Material shown:
--- Begin ---

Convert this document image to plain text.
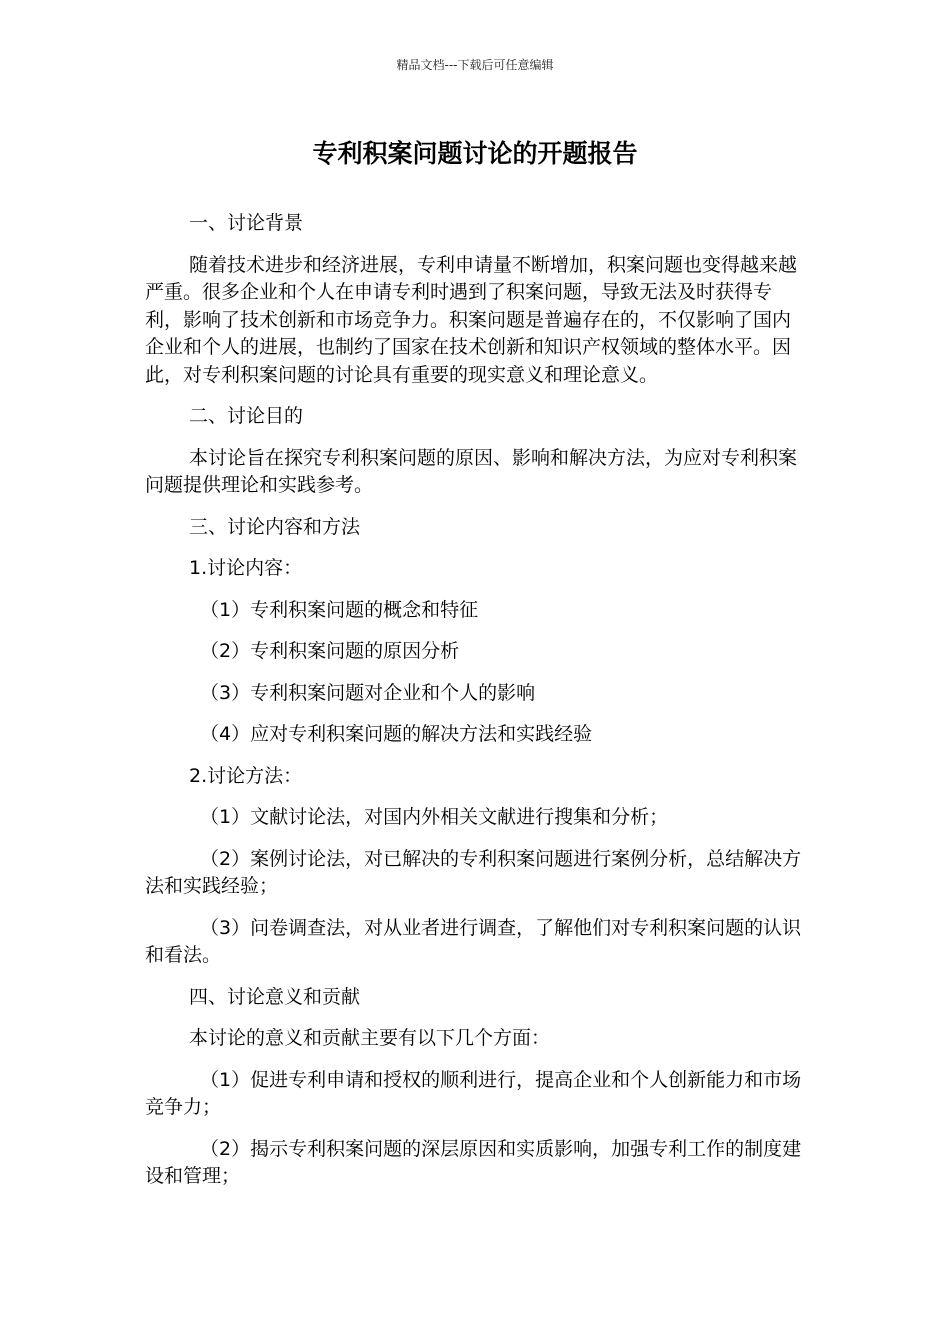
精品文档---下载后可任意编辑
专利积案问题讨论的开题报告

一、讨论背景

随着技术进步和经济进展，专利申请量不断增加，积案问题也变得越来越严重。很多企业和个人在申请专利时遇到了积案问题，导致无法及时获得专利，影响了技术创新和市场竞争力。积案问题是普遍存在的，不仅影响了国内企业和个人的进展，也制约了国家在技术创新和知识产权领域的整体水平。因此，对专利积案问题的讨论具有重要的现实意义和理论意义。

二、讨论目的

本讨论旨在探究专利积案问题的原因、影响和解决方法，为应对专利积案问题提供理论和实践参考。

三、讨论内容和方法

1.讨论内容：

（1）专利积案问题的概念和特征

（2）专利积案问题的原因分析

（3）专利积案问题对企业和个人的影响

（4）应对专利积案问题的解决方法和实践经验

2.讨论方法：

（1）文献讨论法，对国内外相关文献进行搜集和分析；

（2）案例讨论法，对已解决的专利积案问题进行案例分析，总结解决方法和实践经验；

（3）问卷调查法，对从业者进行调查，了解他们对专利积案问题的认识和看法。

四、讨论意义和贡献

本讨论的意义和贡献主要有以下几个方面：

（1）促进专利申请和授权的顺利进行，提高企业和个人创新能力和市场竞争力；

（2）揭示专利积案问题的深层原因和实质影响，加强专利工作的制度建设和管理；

--- End ---

Objective: Every line above should be repeated exactly; pictures stay out of the copy.

Right answer:
Convert this document image to plain text.
精品文档---下载后可任意编辑
专利积案问题讨论的开题报告

一、讨论背景

随着技术进步和经济进展，专利申请量不断增加，积案问题也变得越来越严重。很多企业和个人在申请专利时遇到了积案问题，导致无法及时获得专利，影响了技术创新和市场竞争力。积案问题是普遍存在的，不仅影响了国内企业和个人的进展，也制约了国家在技术创新和知识产权领域的整体水平。因此，对专利积案问题的讨论具有重要的现实意义和理论意义。

二、讨论目的

本讨论旨在探究专利积案问题的原因、影响和解决方法，为应对专利积案问题提供理论和实践参考。

三、讨论内容和方法

1.讨论内容：

（1）专利积案问题的概念和特征

（2）专利积案问题的原因分析

（3）专利积案问题对企业和个人的影响

（4）应对专利积案问题的解决方法和实践经验

2.讨论方法：

（1）文献讨论法，对国内外相关文献进行搜集和分析；

（2）案例讨论法，对已解决的专利积案问题进行案例分析，总结解决方法和实践经验；

（3）问卷调查法，对从业者进行调查，了解他们对专利积案问题的认识和看法。

四、讨论意义和贡献

本讨论的意义和贡献主要有以下几个方面：

（1）促进专利申请和授权的顺利进行，提高企业和个人创新能力和市场竞争力；

（2）揭示专利积案问题的深层原因和实质影响，加强专利工作的制度建设和管理；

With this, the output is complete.